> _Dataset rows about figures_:
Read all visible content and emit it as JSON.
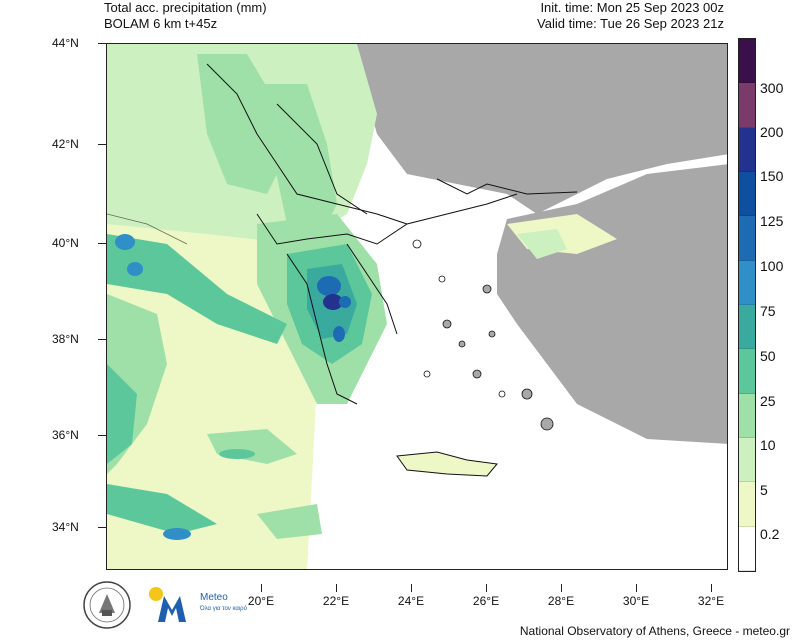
{
  "title": {
    "line1": "Total acc. precipitation (mm)",
    "line2": "BOLAM 6 km t+45z",
    "init": "Init. time: Mon 25 Sep 2023 00z",
    "valid": "Valid time: Tue 26 Sep 2023 21z"
  },
  "lat_labels": [
    "44°N",
    "42°N",
    "40°N",
    "38°N",
    "36°N",
    "34°N"
  ],
  "lon_labels": [
    "20°E",
    "22°E",
    "24°E",
    "26°E",
    "28°E",
    "30°E",
    "32°E"
  ],
  "colorbar": {
    "labels": [
      "300",
      "200",
      "150",
      "125",
      "100",
      "75",
      "50",
      "25",
      "10",
      "5",
      "0.2"
    ],
    "colors": [
      "#3b0f4a",
      "#7a3a6a",
      "#23318f",
      "#0e4fa0",
      "#1d6cb3",
      "#2f8fc6",
      "#3aaa9f",
      "#5bc79b",
      "#9fe0a9",
      "#cdf0c0",
      "#eef7c6",
      "#ffffff"
    ]
  },
  "colors": {
    "land": "#a8a8a8",
    "sea": "#ffffff",
    "light_rain": "#eef7c6"
  },
  "logos": {
    "meteo_name": "Meteo",
    "meteo_sub": "Όλα για τον καιρό"
  },
  "footer": "National Observatory of Athens, Greece - meteo.gr"
}
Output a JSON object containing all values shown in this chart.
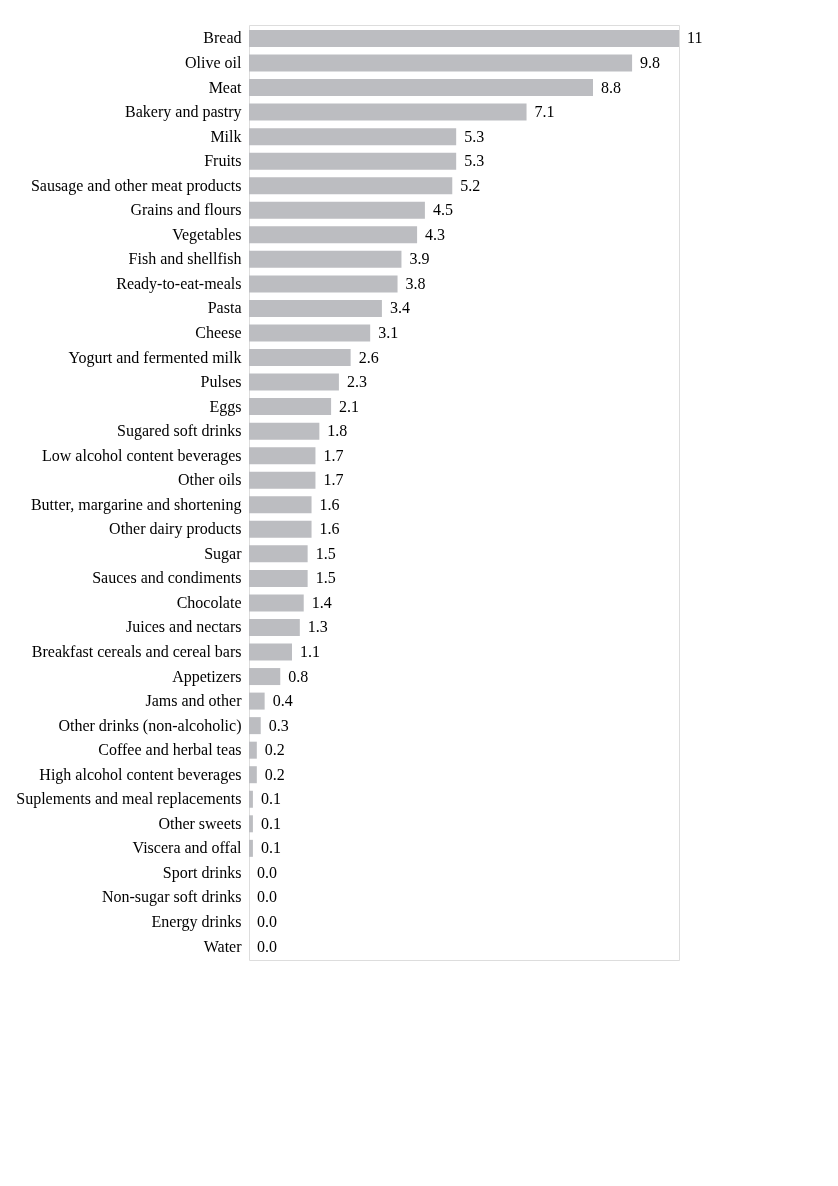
{
  "chart_data": {
    "type": "bar",
    "orientation": "horizontal",
    "color": "#bcbdc1",
    "categories": [
      "Bread",
      "Olive oil",
      "Meat",
      "Bakery and pastry",
      "Milk",
      "Fruits",
      "Sausage and other meat products",
      "Grains and flours",
      "Vegetables",
      "Fish and shellfish",
      "Ready-to-eat-meals",
      "Pasta",
      "Cheese",
      "Yogurt and fermented milk",
      "Pulses",
      "Eggs",
      "Sugared soft drinks",
      "Low alcohol content beverages",
      "Other oils",
      "Butter, margarine and shortening",
      "Other dairy products",
      "Sugar",
      "Sauces and condiments",
      "Chocolate",
      "Juices and nectars",
      "Breakfast cereals and cereal bars",
      "Appetizers",
      "Jams and other",
      "Other drinks (non-alcoholic)",
      "Coffee and herbal teas",
      "High alcohol content beverages",
      "Suplements and meal replacements",
      "Other sweets",
      "Viscera and offal",
      "Sport drinks",
      "Non-sugar soft drinks",
      "Energy drinks",
      "Water"
    ],
    "values": [
      11,
      9.8,
      8.8,
      7.1,
      5.3,
      5.3,
      5.2,
      4.5,
      4.3,
      3.9,
      3.8,
      3.4,
      3.1,
      2.6,
      2.3,
      2.1,
      1.8,
      1.7,
      1.7,
      1.6,
      1.6,
      1.5,
      1.5,
      1.4,
      1.3,
      1.1,
      0.8,
      0.4,
      0.3,
      0.2,
      0.2,
      0.1,
      0.1,
      0.1,
      0.0,
      0.0,
      0.0,
      0.0
    ],
    "value_labels": [
      "11",
      "9.8",
      "8.8",
      "7.1",
      "5.3",
      "5.3",
      "5.2",
      "4.5",
      "4.3",
      "3.9",
      "3.8",
      "3.4",
      "3.1",
      "2.6",
      "2.3",
      "2.1",
      "1.8",
      "1.7",
      "1.7",
      "1.6",
      "1.6",
      "1.5",
      "1.5",
      "1.4",
      "1.3",
      "1.1",
      "0.8",
      "0.4",
      "0.3",
      "0.2",
      "0.2",
      "0.1",
      "0.1",
      "0.1",
      "0.0",
      "0.0",
      "0.0",
      "0.0"
    ]
  }
}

> _Aim_:
Copy the records above exactly. The pictures are not part of the copy.

> _Output for this task_:
Read all visible content and emit it as JSON.
{
  "title": {
    "line1": "Total acc. precipitation (mm)",
    "line2": "BOLAM 6 km t+45z",
    "init": "Init. time: Mon 25 Sep 2023 00z",
    "valid": "Valid time: Tue 26 Sep 2023 21z"
  },
  "lat_labels": [
    "44°N",
    "42°N",
    "40°N",
    "38°N",
    "36°N",
    "34°N"
  ],
  "lon_labels": [
    "20°E",
    "22°E",
    "24°E",
    "26°E",
    "28°E",
    "30°E",
    "32°E"
  ],
  "colorbar": {
    "labels": [
      "300",
      "200",
      "150",
      "125",
      "100",
      "75",
      "50",
      "25",
      "10",
      "5",
      "0.2"
    ],
    "colors": [
      "#3b0f4a",
      "#7a3a6a",
      "#23318f",
      "#0e4fa0",
      "#1d6cb3",
      "#2f8fc6",
      "#3aaa9f",
      "#5bc79b",
      "#9fe0a9",
      "#cdf0c0",
      "#eef7c6",
      "#ffffff"
    ]
  },
  "colors": {
    "land": "#a8a8a8",
    "sea": "#ffffff",
    "light_rain": "#eef7c6"
  },
  "logos": {
    "meteo_name": "Meteo",
    "meteo_sub": "Όλα για τον καιρό"
  },
  "footer": "National Observatory of Athens, Greece - meteo.gr"
}
Output a JSON object containing all values shown in this chart.
{
  "chart_data": {
    "type": "bar",
    "orientation": "horizontal",
    "color": "#bcbdc1",
    "categories": [
      "Bread",
      "Olive oil",
      "Meat",
      "Bakery and pastry",
      "Milk",
      "Fruits",
      "Sausage and other meat products",
      "Grains and flours",
      "Vegetables",
      "Fish and shellfish",
      "Ready-to-eat-meals",
      "Pasta",
      "Cheese",
      "Yogurt and fermented milk",
      "Pulses",
      "Eggs",
      "Sugared soft drinks",
      "Low alcohol content beverages",
      "Other oils",
      "Butter, margarine and shortening",
      "Other dairy products",
      "Sugar",
      "Sauces and condiments",
      "Chocolate",
      "Juices and nectars",
      "Breakfast cereals and cereal bars",
      "Appetizers",
      "Jams and other",
      "Other drinks (non-alcoholic)",
      "Coffee and herbal teas",
      "High alcohol content beverages",
      "Suplements and meal replacements",
      "Other sweets",
      "Viscera and offal",
      "Sport drinks",
      "Non-sugar soft drinks",
      "Energy drinks",
      "Water"
    ],
    "values": [
      11,
      9.8,
      8.8,
      7.1,
      5.3,
      5.3,
      5.2,
      4.5,
      4.3,
      3.9,
      3.8,
      3.4,
      3.1,
      2.6,
      2.3,
      2.1,
      1.8,
      1.7,
      1.7,
      1.6,
      1.6,
      1.5,
      1.5,
      1.4,
      1.3,
      1.1,
      0.8,
      0.4,
      0.3,
      0.2,
      0.2,
      0.1,
      0.1,
      0.1,
      0.0,
      0.0,
      0.0,
      0.0
    ],
    "value_labels": [
      "11",
      "9.8",
      "8.8",
      "7.1",
      "5.3",
      "5.3",
      "5.2",
      "4.5",
      "4.3",
      "3.9",
      "3.8",
      "3.4",
      "3.1",
      "2.6",
      "2.3",
      "2.1",
      "1.8",
      "1.7",
      "1.7",
      "1.6",
      "1.6",
      "1.5",
      "1.5",
      "1.4",
      "1.3",
      "1.1",
      "0.8",
      "0.4",
      "0.3",
      "0.2",
      "0.2",
      "0.1",
      "0.1",
      "0.1",
      "0.0",
      "0.0",
      "0.0",
      "0.0"
    ]
  }
}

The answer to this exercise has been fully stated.